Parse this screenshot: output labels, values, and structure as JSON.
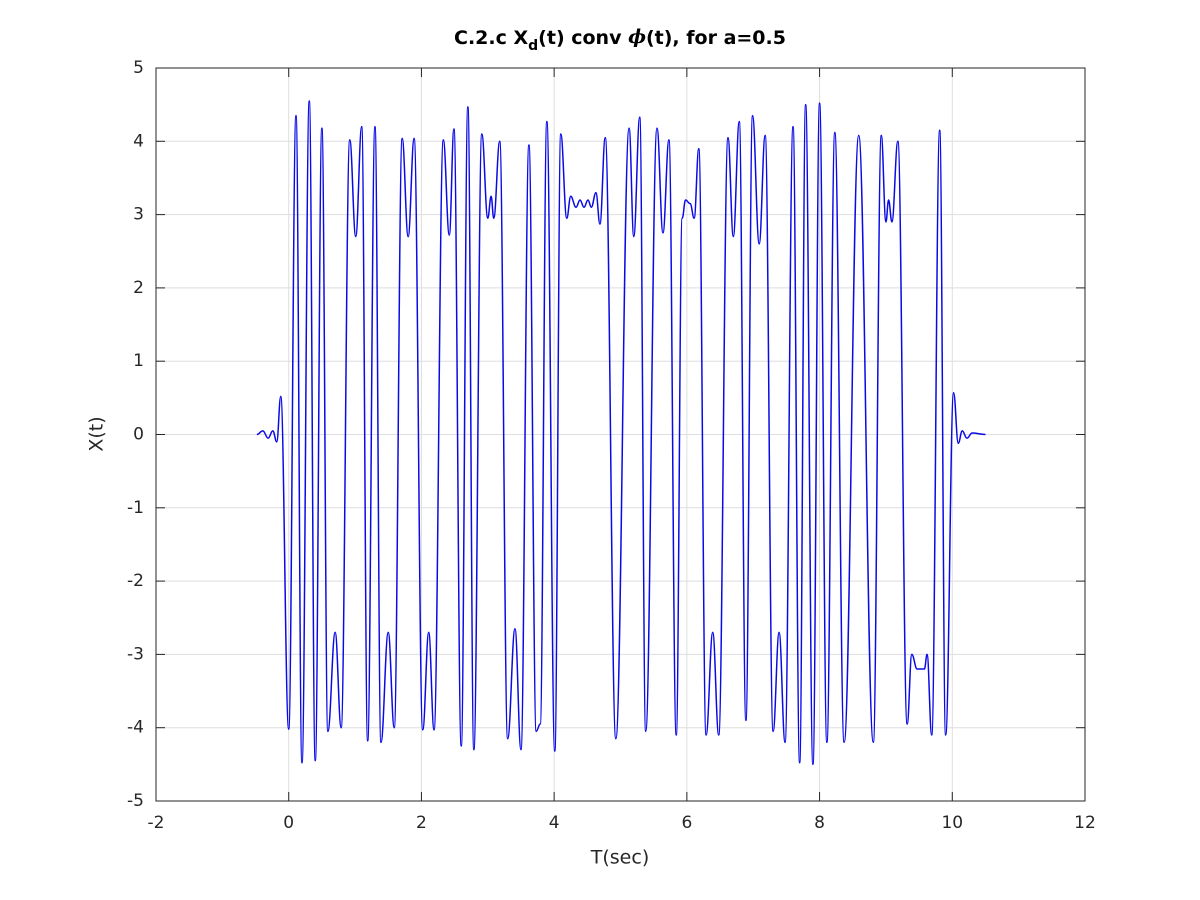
{
  "chart_data": {
    "type": "line",
    "title": [
      "C.2.c X",
      "d",
      "(t) conv ",
      "ϕ",
      "(t), for a=0.5"
    ],
    "x_label": "T(sec)",
    "y_label": "X(t)",
    "xlim": [
      -2,
      12
    ],
    "xticks": [
      -2,
      0,
      2,
      4,
      6,
      8,
      10,
      12
    ],
    "ylim": [
      -5,
      5
    ],
    "yticks": [
      -5,
      -4,
      -3,
      -2,
      -1,
      0,
      1,
      2,
      3,
      4,
      5
    ],
    "grid": true,
    "series": [
      {
        "name": "X(t)",
        "color": "#0a0ae6",
        "x": [
          -0.48,
          -0.39,
          -0.31,
          -0.24,
          -0.18,
          -0.12,
          0.0,
          0.11,
          0.2,
          0.31,
          0.4,
          0.5,
          0.59,
          0.7,
          0.79,
          0.92,
          1.01,
          1.1,
          1.19,
          1.3,
          1.39,
          1.5,
          1.59,
          1.71,
          1.8,
          1.89,
          2.02,
          2.11,
          2.19,
          2.33,
          2.42,
          2.49,
          2.6,
          2.7,
          2.79,
          2.91,
          3.0,
          3.05,
          3.09,
          3.18,
          3.3,
          3.41,
          3.5,
          3.62,
          3.73,
          3.79,
          3.89,
          4.01,
          4.1,
          4.19,
          4.25,
          4.33,
          4.39,
          4.45,
          4.51,
          4.56,
          4.63,
          4.69,
          4.77,
          4.93,
          5.13,
          5.2,
          5.29,
          5.38,
          5.55,
          5.64,
          5.73,
          5.84,
          5.93,
          5.98,
          6.05,
          6.11,
          6.18,
          6.29,
          6.39,
          6.48,
          6.62,
          6.7,
          6.79,
          6.89,
          6.99,
          7.09,
          7.18,
          7.3,
          7.39,
          7.48,
          7.6,
          7.7,
          7.79,
          7.9,
          8.0,
          8.11,
          8.23,
          8.37,
          8.59,
          8.81,
          8.93,
          9.0,
          9.04,
          9.09,
          9.18,
          9.32,
          9.39,
          9.47,
          9.58,
          9.62,
          9.69,
          9.81,
          9.9,
          10.02,
          10.09,
          10.15,
          10.22,
          10.3,
          10.5
        ],
        "values": [
          0,
          0.05,
          -0.05,
          0.05,
          -0.1,
          0.52,
          -4.02,
          4.35,
          -4.48,
          4.55,
          -4.45,
          4.18,
          -4.05,
          -2.7,
          -4.0,
          4.02,
          2.7,
          4.2,
          -4.18,
          4.2,
          -4.2,
          -2.7,
          -4.0,
          4.04,
          2.7,
          4.04,
          -4.03,
          -2.7,
          -4.03,
          4.02,
          2.72,
          4.17,
          -4.25,
          4.47,
          -4.3,
          4.1,
          2.95,
          3.25,
          2.95,
          4.0,
          -4.15,
          -2.65,
          -4.3,
          3.95,
          -4.05,
          -3.95,
          4.27,
          -4.32,
          4.1,
          2.95,
          3.25,
          3.1,
          3.2,
          3.1,
          3.2,
          3.1,
          3.3,
          2.87,
          4.05,
          -4.15,
          4.18,
          2.7,
          4.33,
          -4.05,
          4.18,
          2.75,
          4.02,
          -4.1,
          2.95,
          3.2,
          3.15,
          2.95,
          3.9,
          -4.1,
          -2.7,
          -4.1,
          4.05,
          2.7,
          4.27,
          -3.9,
          4.35,
          2.6,
          4.08,
          -4.05,
          -2.7,
          -4.2,
          4.2,
          -4.48,
          4.5,
          -4.5,
          4.52,
          -4.2,
          4.12,
          -4.2,
          4.08,
          -4.2,
          4.08,
          2.9,
          3.2,
          2.9,
          4.0,
          -3.95,
          -3.0,
          -3.2,
          -3.2,
          -3.0,
          -4.1,
          4.15,
          -4.1,
          0.57,
          -0.12,
          0.05,
          -0.05,
          0.02,
          0
        ]
      }
    ]
  }
}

______

EXERCISE: Set each line of the records down exactly, leaving every picture out.

THE RESPONSE:
Parse this screenshot: output labels, values, and structure as JSON.
{
  "chart_data": {
    "type": "line",
    "title": [
      "C.2.c X",
      "d",
      "(t) conv ",
      "ϕ",
      "(t), for a=0.5"
    ],
    "x_label": "T(sec)",
    "y_label": "X(t)",
    "xlim": [
      -2,
      12
    ],
    "xticks": [
      -2,
      0,
      2,
      4,
      6,
      8,
      10,
      12
    ],
    "ylim": [
      -5,
      5
    ],
    "yticks": [
      -5,
      -4,
      -3,
      -2,
      -1,
      0,
      1,
      2,
      3,
      4,
      5
    ],
    "grid": true,
    "series": [
      {
        "name": "X(t)",
        "color": "#0a0ae6",
        "x": [
          -0.48,
          -0.39,
          -0.31,
          -0.24,
          -0.18,
          -0.12,
          0.0,
          0.11,
          0.2,
          0.31,
          0.4,
          0.5,
          0.59,
          0.7,
          0.79,
          0.92,
          1.01,
          1.1,
          1.19,
          1.3,
          1.39,
          1.5,
          1.59,
          1.71,
          1.8,
          1.89,
          2.02,
          2.11,
          2.19,
          2.33,
          2.42,
          2.49,
          2.6,
          2.7,
          2.79,
          2.91,
          3.0,
          3.05,
          3.09,
          3.18,
          3.3,
          3.41,
          3.5,
          3.62,
          3.73,
          3.79,
          3.89,
          4.01,
          4.1,
          4.19,
          4.25,
          4.33,
          4.39,
          4.45,
          4.51,
          4.56,
          4.63,
          4.69,
          4.77,
          4.93,
          5.13,
          5.2,
          5.29,
          5.38,
          5.55,
          5.64,
          5.73,
          5.84,
          5.93,
          5.98,
          6.05,
          6.11,
          6.18,
          6.29,
          6.39,
          6.48,
          6.62,
          6.7,
          6.79,
          6.89,
          6.99,
          7.09,
          7.18,
          7.3,
          7.39,
          7.48,
          7.6,
          7.7,
          7.79,
          7.9,
          8.0,
          8.11,
          8.23,
          8.37,
          8.59,
          8.81,
          8.93,
          9.0,
          9.04,
          9.09,
          9.18,
          9.32,
          9.39,
          9.47,
          9.58,
          9.62,
          9.69,
          9.81,
          9.9,
          10.02,
          10.09,
          10.15,
          10.22,
          10.3,
          10.5
        ],
        "values": [
          0,
          0.05,
          -0.05,
          0.05,
          -0.1,
          0.52,
          -4.02,
          4.35,
          -4.48,
          4.55,
          -4.45,
          4.18,
          -4.05,
          -2.7,
          -4.0,
          4.02,
          2.7,
          4.2,
          -4.18,
          4.2,
          -4.2,
          -2.7,
          -4.0,
          4.04,
          2.7,
          4.04,
          -4.03,
          -2.7,
          -4.03,
          4.02,
          2.72,
          4.17,
          -4.25,
          4.47,
          -4.3,
          4.1,
          2.95,
          3.25,
          2.95,
          4.0,
          -4.15,
          -2.65,
          -4.3,
          3.95,
          -4.05,
          -3.95,
          4.27,
          -4.32,
          4.1,
          2.95,
          3.25,
          3.1,
          3.2,
          3.1,
          3.2,
          3.1,
          3.3,
          2.87,
          4.05,
          -4.15,
          4.18,
          2.7,
          4.33,
          -4.05,
          4.18,
          2.75,
          4.02,
          -4.1,
          2.95,
          3.2,
          3.15,
          2.95,
          3.9,
          -4.1,
          -2.7,
          -4.1,
          4.05,
          2.7,
          4.27,
          -3.9,
          4.35,
          2.6,
          4.08,
          -4.05,
          -2.7,
          -4.2,
          4.2,
          -4.48,
          4.5,
          -4.5,
          4.52,
          -4.2,
          4.12,
          -4.2,
          4.08,
          -4.2,
          4.08,
          2.9,
          3.2,
          2.9,
          4.0,
          -3.95,
          -3.0,
          -3.2,
          -3.2,
          -3.0,
          -4.1,
          4.15,
          -4.1,
          0.57,
          -0.12,
          0.05,
          -0.05,
          0.02,
          0
        ]
      }
    ]
  }
}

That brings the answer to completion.